*Task brief*
In the material below, find how many lines contain the string "Кільцева". Write only that number.

--- start ---

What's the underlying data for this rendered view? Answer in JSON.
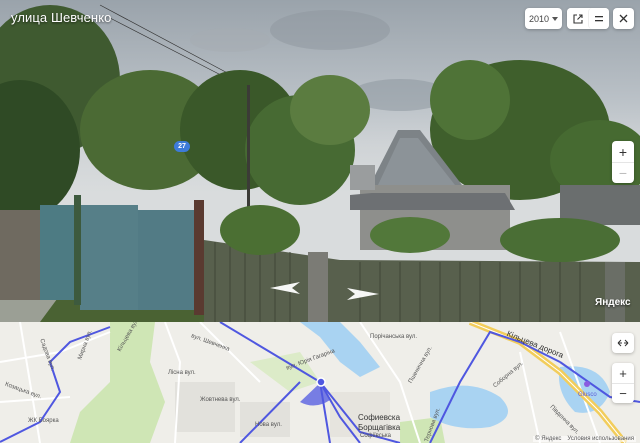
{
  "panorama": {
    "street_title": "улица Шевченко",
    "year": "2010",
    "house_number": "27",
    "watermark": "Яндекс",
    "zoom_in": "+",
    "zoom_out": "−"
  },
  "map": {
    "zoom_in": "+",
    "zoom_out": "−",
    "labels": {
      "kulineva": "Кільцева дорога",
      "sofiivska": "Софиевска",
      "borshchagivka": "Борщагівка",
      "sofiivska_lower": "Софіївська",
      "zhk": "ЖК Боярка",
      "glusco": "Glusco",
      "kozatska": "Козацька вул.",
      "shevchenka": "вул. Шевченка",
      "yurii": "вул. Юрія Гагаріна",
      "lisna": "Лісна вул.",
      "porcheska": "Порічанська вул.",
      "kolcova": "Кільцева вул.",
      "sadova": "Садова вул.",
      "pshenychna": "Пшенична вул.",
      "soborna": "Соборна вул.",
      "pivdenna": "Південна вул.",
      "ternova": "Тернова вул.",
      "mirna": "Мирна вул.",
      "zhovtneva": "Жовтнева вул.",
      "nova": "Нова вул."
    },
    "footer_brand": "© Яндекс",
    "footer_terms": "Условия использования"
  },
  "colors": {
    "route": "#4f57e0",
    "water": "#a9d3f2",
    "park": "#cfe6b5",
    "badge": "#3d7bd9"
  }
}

--- end ---

*The solution*
2